## What the task asks
Arrange every row below as a Markdown table with two columns, No. and Line: put each row's number under No. and the row itself under Line, and leave out any blank lines.

## Stored rows

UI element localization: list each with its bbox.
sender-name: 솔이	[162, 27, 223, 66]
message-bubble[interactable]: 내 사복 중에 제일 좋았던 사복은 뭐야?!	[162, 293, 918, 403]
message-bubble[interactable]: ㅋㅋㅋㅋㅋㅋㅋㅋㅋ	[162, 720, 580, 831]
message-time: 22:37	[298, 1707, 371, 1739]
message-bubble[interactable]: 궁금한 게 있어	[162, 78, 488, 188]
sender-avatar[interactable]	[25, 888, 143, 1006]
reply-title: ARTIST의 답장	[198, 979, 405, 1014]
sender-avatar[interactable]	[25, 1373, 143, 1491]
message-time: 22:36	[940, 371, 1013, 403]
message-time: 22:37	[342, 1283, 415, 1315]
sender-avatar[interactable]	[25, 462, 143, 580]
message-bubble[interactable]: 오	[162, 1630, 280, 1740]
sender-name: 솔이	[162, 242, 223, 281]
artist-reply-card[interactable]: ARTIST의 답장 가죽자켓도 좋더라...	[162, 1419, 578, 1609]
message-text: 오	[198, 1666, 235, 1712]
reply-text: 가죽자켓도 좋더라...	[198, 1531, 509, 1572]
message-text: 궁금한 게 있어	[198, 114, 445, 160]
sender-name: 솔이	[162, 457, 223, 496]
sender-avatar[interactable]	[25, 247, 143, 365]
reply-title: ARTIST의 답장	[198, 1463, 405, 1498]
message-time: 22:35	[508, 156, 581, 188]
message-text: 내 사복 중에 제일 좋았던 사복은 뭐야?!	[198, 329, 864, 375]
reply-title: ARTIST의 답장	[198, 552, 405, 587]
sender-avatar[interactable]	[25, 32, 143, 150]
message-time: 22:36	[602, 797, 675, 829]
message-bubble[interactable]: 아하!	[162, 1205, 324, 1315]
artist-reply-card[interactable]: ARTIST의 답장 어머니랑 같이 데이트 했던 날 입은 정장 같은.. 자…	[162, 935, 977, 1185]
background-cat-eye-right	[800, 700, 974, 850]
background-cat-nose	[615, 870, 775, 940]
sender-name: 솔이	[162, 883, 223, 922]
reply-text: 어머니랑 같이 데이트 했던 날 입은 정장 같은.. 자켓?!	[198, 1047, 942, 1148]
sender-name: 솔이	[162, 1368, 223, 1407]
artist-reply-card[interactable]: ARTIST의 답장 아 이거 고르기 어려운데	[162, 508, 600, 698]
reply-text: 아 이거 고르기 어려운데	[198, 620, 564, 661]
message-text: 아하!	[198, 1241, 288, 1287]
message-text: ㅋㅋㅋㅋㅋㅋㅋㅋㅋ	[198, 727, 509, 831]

## Full solution
| No. | Line |
|---|---|
| 1 | UI element localization: list each with its bbox. |
| 2 | sender-name: 솔이	[162, 27, 223, 66] |
| 3 | message-bubble[interactable]: 내 사복 중에 제일 좋았던 사복은 뭐야?!	[162, 293, 918, 403] |
| 4 | message-bubble[interactable]: ㅋㅋㅋㅋㅋㅋㅋㅋㅋ	[162, 720, 580, 831] |
| 5 | message-time: 22:37	[298, 1707, 371, 1739] |
| 6 | message-bubble[interactable]: 궁금한 게 있어	[162, 78, 488, 188] |
| 7 | sender-avatar[interactable]	[25, 888, 143, 1006] |
| 8 | reply-title: ARTIST의 답장	[198, 979, 405, 1014] |
| 9 | sender-avatar[interactable]	[25, 1373, 143, 1491] |
| 10 | message-time: 22:36	[940, 371, 1013, 403] |
| 11 | message-time: 22:37	[342, 1283, 415, 1315] |
| 12 | sender-avatar[interactable]	[25, 462, 143, 580] |
| 13 | message-bubble[interactable]: 오	[162, 1630, 280, 1740] |
| 14 | sender-name: 솔이	[162, 242, 223, 281] |
| 15 | artist-reply-card[interactable]: ARTIST의 답장 가죽자켓도 좋더라...	[162, 1419, 578, 1609] |
| 16 | message-text: 오	[198, 1666, 235, 1712] |
| 17 | reply-text: 가죽자켓도 좋더라...	[198, 1531, 509, 1572] |
| 18 | message-text: 궁금한 게 있어	[198, 114, 445, 160] |
| 19 | sender-name: 솔이	[162, 457, 223, 496] |
| 20 | sender-avatar[interactable]	[25, 247, 143, 365] |
| 21 | reply-title: ARTIST의 답장	[198, 1463, 405, 1498] |
| 22 | message-time: 22:35	[508, 156, 581, 188] |
| 23 | message-text: 내 사복 중에 제일 좋았던 사복은 뭐야?!	[198, 329, 864, 375] |
| 24 | reply-title: ARTIST의 답장	[198, 552, 405, 587] |
| 25 | sender-avatar[interactable]	[25, 32, 143, 150] |
| 26 | message-time: 22:36	[602, 797, 675, 829] |
| 27 | message-bubble[interactable]: 아하!	[162, 1205, 324, 1315] |
| 28 | artist-reply-card[interactable]: ARTIST의 답장 어머니랑 같이 데이트 했던 날 입은 정장 같은.. 자…	[162, 935, 977, 1185] |
| 29 | background-cat-eye-right	[800, 700, 974, 850] |
| 30 | background-cat-nose	[615, 870, 775, 940] |
| 31 | sender-name: 솔이	[162, 883, 223, 922] |
| 32 | reply-text: 어머니랑 같이 데이트 했던 날 입은 정장 같은.. 자켓?!	[198, 1047, 942, 1148] |
| 33 | sender-name: 솔이	[162, 1368, 223, 1407] |
| 34 | artist-reply-card[interactable]: ARTIST의 답장 아 이거 고르기 어려운데	[162, 508, 600, 698] |
| 35 | reply-text: 아 이거 고르기 어려운데	[198, 620, 564, 661] |
| 36 | message-text: 아하!	[198, 1241, 288, 1287] |
| 37 | message-text: ㅋㅋㅋㅋㅋㅋㅋㅋㅋ	[198, 727, 509, 831] |